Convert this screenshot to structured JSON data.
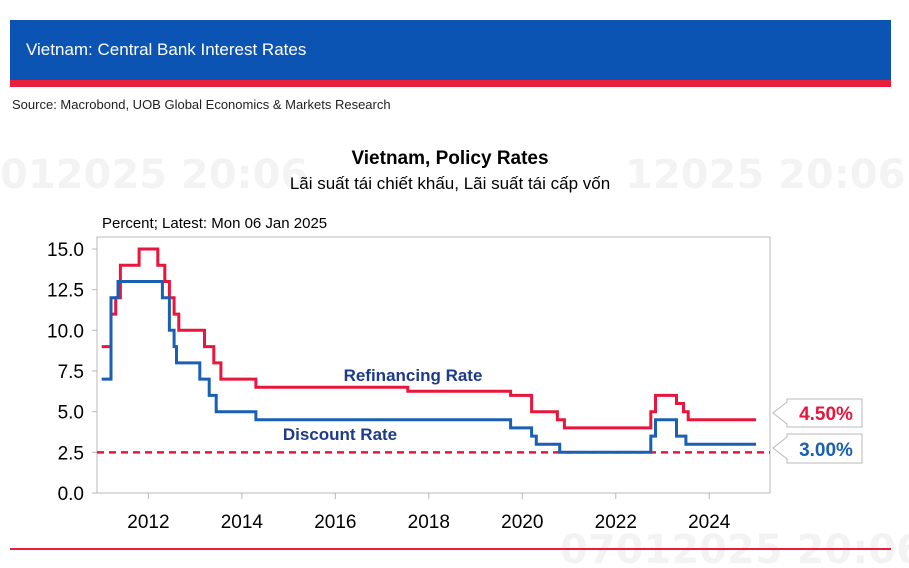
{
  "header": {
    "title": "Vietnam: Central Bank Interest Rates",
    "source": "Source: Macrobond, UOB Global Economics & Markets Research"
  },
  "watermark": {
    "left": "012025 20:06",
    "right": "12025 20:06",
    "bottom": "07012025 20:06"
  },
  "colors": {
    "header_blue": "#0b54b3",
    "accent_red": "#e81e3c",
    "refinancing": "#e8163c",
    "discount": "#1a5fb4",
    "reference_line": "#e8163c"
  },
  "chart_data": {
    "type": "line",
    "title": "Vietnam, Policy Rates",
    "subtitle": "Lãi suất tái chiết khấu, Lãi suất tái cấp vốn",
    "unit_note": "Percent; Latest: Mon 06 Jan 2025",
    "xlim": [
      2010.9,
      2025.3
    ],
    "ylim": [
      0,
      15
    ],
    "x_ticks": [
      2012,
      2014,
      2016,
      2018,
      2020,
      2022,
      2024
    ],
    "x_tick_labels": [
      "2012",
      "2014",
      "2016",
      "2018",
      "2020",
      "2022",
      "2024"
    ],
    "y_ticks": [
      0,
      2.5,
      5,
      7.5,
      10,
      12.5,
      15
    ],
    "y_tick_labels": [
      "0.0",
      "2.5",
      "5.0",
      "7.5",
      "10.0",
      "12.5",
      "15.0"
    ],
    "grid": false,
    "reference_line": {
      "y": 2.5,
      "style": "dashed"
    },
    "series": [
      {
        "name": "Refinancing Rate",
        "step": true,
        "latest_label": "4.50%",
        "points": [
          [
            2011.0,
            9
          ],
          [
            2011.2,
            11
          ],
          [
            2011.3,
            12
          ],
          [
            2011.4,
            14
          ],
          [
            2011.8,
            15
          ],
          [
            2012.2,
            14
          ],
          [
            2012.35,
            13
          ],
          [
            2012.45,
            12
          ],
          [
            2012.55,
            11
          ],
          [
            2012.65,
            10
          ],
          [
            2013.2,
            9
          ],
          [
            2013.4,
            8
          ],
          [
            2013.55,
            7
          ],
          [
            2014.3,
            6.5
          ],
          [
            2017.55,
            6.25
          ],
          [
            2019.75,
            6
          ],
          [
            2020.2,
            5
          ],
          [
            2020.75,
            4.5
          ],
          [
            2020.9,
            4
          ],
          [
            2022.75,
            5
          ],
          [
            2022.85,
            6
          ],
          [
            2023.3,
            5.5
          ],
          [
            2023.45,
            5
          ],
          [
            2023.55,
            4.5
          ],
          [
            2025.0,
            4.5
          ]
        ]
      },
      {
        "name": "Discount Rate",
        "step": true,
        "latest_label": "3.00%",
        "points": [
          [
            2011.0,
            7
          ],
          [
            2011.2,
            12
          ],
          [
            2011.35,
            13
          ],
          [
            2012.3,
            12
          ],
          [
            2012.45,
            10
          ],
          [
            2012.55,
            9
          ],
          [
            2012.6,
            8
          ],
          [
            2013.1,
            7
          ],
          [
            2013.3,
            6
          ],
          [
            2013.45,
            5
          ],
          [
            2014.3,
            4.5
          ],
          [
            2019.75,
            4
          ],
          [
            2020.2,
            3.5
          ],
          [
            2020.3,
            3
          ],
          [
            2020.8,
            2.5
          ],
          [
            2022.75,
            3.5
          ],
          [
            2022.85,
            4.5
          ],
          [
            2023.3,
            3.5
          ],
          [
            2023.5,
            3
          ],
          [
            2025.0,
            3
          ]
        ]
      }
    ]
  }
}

═══

*Required task*:
Can you retype every record above exactly, leaving out the pictures?

*Complete output*:
Convert this screenshot to structured JSON data.
{
  "header": {
    "title": "Vietnam: Central Bank Interest Rates",
    "source": "Source: Macrobond, UOB Global Economics & Markets Research"
  },
  "watermark": {
    "left": "012025 20:06",
    "right": "12025 20:06",
    "bottom": "07012025 20:06"
  },
  "colors": {
    "header_blue": "#0b54b3",
    "accent_red": "#e81e3c",
    "refinancing": "#e8163c",
    "discount": "#1a5fb4",
    "reference_line": "#e8163c"
  },
  "chart_data": {
    "type": "line",
    "title": "Vietnam, Policy Rates",
    "subtitle": "Lãi suất tái chiết khấu, Lãi suất tái cấp vốn",
    "unit_note": "Percent; Latest: Mon 06 Jan 2025",
    "xlim": [
      2010.9,
      2025.3
    ],
    "ylim": [
      0,
      15
    ],
    "x_ticks": [
      2012,
      2014,
      2016,
      2018,
      2020,
      2022,
      2024
    ],
    "x_tick_labels": [
      "2012",
      "2014",
      "2016",
      "2018",
      "2020",
      "2022",
      "2024"
    ],
    "y_ticks": [
      0,
      2.5,
      5,
      7.5,
      10,
      12.5,
      15
    ],
    "y_tick_labels": [
      "0.0",
      "2.5",
      "5.0",
      "7.5",
      "10.0",
      "12.5",
      "15.0"
    ],
    "grid": false,
    "reference_line": {
      "y": 2.5,
      "style": "dashed"
    },
    "series": [
      {
        "name": "Refinancing Rate",
        "step": true,
        "latest_label": "4.50%",
        "points": [
          [
            2011.0,
            9
          ],
          [
            2011.2,
            11
          ],
          [
            2011.3,
            12
          ],
          [
            2011.4,
            14
          ],
          [
            2011.8,
            15
          ],
          [
            2012.2,
            14
          ],
          [
            2012.35,
            13
          ],
          [
            2012.45,
            12
          ],
          [
            2012.55,
            11
          ],
          [
            2012.65,
            10
          ],
          [
            2013.2,
            9
          ],
          [
            2013.4,
            8
          ],
          [
            2013.55,
            7
          ],
          [
            2014.3,
            6.5
          ],
          [
            2017.55,
            6.25
          ],
          [
            2019.75,
            6
          ],
          [
            2020.2,
            5
          ],
          [
            2020.75,
            4.5
          ],
          [
            2020.9,
            4
          ],
          [
            2022.75,
            5
          ],
          [
            2022.85,
            6
          ],
          [
            2023.3,
            5.5
          ],
          [
            2023.45,
            5
          ],
          [
            2023.55,
            4.5
          ],
          [
            2025.0,
            4.5
          ]
        ]
      },
      {
        "name": "Discount Rate",
        "step": true,
        "latest_label": "3.00%",
        "points": [
          [
            2011.0,
            7
          ],
          [
            2011.2,
            12
          ],
          [
            2011.35,
            13
          ],
          [
            2012.3,
            12
          ],
          [
            2012.45,
            10
          ],
          [
            2012.55,
            9
          ],
          [
            2012.6,
            8
          ],
          [
            2013.1,
            7
          ],
          [
            2013.3,
            6
          ],
          [
            2013.45,
            5
          ],
          [
            2014.3,
            4.5
          ],
          [
            2019.75,
            4
          ],
          [
            2020.2,
            3.5
          ],
          [
            2020.3,
            3
          ],
          [
            2020.8,
            2.5
          ],
          [
            2022.75,
            3.5
          ],
          [
            2022.85,
            4.5
          ],
          [
            2023.3,
            3.5
          ],
          [
            2023.5,
            3
          ],
          [
            2025.0,
            3
          ]
        ]
      }
    ]
  }
}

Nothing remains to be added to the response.